Please write out the part of the forum post below starting at "When we talked" and ending at "up feeling empty.", word for word.

READING PASSAGE —
_ _ _ _ _ _ _

We've taken an interesting turn......

recoveringenabler

Well-Known Member
Staff member
As you know, my daughter is in jail.

Today, the huge storage unit that stored most of her things from her marriage and when the children were growing up............(before the suicide 14 years ago, which destroyed it all)..........went up for auction for non payment. My daughter, in her mentally skewered state which included hoarding, refused to allow her daughter and her 2 step daughters or anyone to have any of their fathers pictures or sentimental objects.........the kids have asked her for years and years, to no avail. Today, the 3 girls went to the auction with their paternal grandfather, my SO and their Dad's cousin and purchased the unit for $100. The other auctioneers found out the story and not one of them bid on it. The girls were all crying. I cried when I heard that. My SO said, as the guy asked for bids, the other participants all just looked at the ground.

They opened the unit to find their childhood before them. Their Dad's kitchen things, he loved to cook, his cookbooks, his pictures from elementary school, all of it. I was at work, but my SO let me know how happy the girls were to go through the stuff and retrieve the items from their Dad.

My daughter knew the auction was today, but has no idea who purchased it.

After 14 years, this feels like a completion for my granddaughter and her sisters.........and for my daughter as well. I'm sure she is having a bad day, I have not spoken to her in over a week. I asked her not to call me with drama.

You may recall, we took her cats to the local shelter, so the 2 things that have kept my daughter spinning in circles for years and years, trying to keep those cats and that storage unit........ are now gone.

It has been an odd day.

When we talked about this auction, I was very supportive but I didn't want any involvement at all and my SO and granddaughter understood completely.

I have a very real sense of an emptiness, it's a strange feeling of being so comforted to know that the girls are able to find pieces of their childhood and their father which is bringing them a real completion..........and to know that my daughter is alone in jail, having lost her cats and her belongings. She has often been cruel and lacking in empathy for what others go through and today it seems she has received her just due. I am in the middle of all of those feelings of elation and sadness and oddly, it's as if they all cancel each other out and I end up feeling empty.

_ _ _ _ _ _ _

EXTRACTED DATA —
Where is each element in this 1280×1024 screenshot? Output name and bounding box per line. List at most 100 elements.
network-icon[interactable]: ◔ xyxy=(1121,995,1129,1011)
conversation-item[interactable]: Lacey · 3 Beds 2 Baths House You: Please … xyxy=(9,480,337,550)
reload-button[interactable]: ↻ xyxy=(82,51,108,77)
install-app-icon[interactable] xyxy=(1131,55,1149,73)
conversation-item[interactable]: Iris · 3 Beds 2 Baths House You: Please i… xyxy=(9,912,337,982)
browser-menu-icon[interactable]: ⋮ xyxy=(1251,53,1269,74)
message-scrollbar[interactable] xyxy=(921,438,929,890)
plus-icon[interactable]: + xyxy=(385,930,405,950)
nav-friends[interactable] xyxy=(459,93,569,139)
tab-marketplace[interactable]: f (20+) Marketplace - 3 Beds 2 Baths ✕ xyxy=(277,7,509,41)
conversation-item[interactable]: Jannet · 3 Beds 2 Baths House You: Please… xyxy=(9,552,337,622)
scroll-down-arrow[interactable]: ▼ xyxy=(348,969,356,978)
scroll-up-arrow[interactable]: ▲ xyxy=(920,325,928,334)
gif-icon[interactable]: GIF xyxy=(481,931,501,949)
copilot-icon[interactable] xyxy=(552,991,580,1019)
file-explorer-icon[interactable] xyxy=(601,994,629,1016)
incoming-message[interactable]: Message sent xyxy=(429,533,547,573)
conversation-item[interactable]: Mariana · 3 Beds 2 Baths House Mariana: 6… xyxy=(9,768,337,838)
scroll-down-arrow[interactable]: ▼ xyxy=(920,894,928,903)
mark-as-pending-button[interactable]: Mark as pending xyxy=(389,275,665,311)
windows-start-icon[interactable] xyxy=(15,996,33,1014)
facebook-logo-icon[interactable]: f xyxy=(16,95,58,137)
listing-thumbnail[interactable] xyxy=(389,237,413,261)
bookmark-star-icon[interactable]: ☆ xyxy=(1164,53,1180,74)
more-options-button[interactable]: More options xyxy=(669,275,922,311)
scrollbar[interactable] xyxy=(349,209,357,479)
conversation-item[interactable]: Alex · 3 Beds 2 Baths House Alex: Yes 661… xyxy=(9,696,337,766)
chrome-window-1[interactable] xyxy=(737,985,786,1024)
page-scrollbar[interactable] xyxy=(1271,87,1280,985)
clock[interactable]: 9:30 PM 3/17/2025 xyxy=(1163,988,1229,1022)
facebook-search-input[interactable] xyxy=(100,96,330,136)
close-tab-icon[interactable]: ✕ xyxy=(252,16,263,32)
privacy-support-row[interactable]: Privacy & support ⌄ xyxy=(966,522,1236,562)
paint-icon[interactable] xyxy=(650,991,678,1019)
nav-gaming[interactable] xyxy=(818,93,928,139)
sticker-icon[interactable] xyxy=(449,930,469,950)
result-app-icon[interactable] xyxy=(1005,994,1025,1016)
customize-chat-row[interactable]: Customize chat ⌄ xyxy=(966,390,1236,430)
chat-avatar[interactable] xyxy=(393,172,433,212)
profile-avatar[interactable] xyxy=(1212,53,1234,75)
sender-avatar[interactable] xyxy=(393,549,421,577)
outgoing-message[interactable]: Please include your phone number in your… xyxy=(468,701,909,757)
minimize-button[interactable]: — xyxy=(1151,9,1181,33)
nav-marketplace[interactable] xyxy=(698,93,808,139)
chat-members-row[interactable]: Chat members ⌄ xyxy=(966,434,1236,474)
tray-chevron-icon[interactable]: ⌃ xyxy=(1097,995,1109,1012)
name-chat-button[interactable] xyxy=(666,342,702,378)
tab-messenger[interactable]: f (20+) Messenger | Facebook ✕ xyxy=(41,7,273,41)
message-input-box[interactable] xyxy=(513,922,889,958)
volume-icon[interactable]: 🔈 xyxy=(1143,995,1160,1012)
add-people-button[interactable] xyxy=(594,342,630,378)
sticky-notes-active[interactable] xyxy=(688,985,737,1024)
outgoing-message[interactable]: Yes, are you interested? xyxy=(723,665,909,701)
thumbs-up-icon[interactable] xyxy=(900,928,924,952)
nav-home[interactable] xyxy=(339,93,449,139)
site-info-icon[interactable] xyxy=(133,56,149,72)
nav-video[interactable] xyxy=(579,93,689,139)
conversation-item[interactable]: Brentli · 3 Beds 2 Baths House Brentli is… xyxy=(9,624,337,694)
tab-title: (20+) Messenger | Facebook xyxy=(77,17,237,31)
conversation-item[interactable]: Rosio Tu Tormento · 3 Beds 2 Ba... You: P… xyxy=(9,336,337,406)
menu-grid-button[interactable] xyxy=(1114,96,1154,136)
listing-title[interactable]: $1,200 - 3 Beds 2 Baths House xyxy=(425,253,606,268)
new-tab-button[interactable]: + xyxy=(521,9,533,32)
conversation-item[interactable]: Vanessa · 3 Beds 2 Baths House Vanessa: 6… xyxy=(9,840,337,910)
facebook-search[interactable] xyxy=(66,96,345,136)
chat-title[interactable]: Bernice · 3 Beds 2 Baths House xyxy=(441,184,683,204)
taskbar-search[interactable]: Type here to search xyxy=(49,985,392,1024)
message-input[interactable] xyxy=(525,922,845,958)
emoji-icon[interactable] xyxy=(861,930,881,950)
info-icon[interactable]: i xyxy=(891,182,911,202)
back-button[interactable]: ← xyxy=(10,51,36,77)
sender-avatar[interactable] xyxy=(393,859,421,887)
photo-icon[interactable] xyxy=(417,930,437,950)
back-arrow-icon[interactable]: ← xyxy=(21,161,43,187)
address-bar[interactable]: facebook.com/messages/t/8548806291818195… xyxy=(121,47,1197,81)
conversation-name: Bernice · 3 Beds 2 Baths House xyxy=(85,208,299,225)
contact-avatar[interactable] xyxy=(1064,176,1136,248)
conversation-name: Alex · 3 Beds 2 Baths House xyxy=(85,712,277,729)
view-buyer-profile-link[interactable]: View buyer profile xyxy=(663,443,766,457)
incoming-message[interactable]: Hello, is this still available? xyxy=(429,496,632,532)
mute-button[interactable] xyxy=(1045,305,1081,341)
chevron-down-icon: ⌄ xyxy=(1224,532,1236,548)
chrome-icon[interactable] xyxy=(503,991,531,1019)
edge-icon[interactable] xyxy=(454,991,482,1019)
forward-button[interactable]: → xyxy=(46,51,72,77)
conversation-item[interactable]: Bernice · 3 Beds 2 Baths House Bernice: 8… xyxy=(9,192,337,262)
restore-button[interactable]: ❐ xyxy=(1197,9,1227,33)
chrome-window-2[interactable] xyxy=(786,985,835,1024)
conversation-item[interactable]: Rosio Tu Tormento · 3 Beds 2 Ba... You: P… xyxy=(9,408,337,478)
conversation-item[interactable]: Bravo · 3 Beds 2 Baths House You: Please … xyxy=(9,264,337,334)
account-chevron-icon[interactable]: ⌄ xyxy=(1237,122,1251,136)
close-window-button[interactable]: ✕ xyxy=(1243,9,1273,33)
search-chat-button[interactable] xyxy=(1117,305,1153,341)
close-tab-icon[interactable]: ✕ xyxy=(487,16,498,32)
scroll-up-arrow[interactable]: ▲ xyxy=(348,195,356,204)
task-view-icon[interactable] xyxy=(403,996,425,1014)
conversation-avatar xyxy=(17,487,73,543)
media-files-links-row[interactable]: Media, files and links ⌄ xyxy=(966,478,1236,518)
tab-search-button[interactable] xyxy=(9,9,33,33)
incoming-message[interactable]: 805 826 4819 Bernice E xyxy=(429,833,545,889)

_ _ _ _ _ _ _

REPLY TO THE TASK —
When we talked about this auction, I was very supportive but I didn't want any involvement at all and my SO and granddaughter understood completely.

I have a very real sense of an emptiness, it's a strange feeling of being so comforted to know that the girls are able to find pieces of their childhood and their father which is bringing them a real completion..........and to know that my daughter is alone in jail, having lost her cats and her belongings. She has often been cruel and lacking in empathy for what others go through and today it seems she has received her just due. I am in the middle of all of those feelings of elation and sadness and oddly, it's as if they all cancel each other out and I end up feeling empty.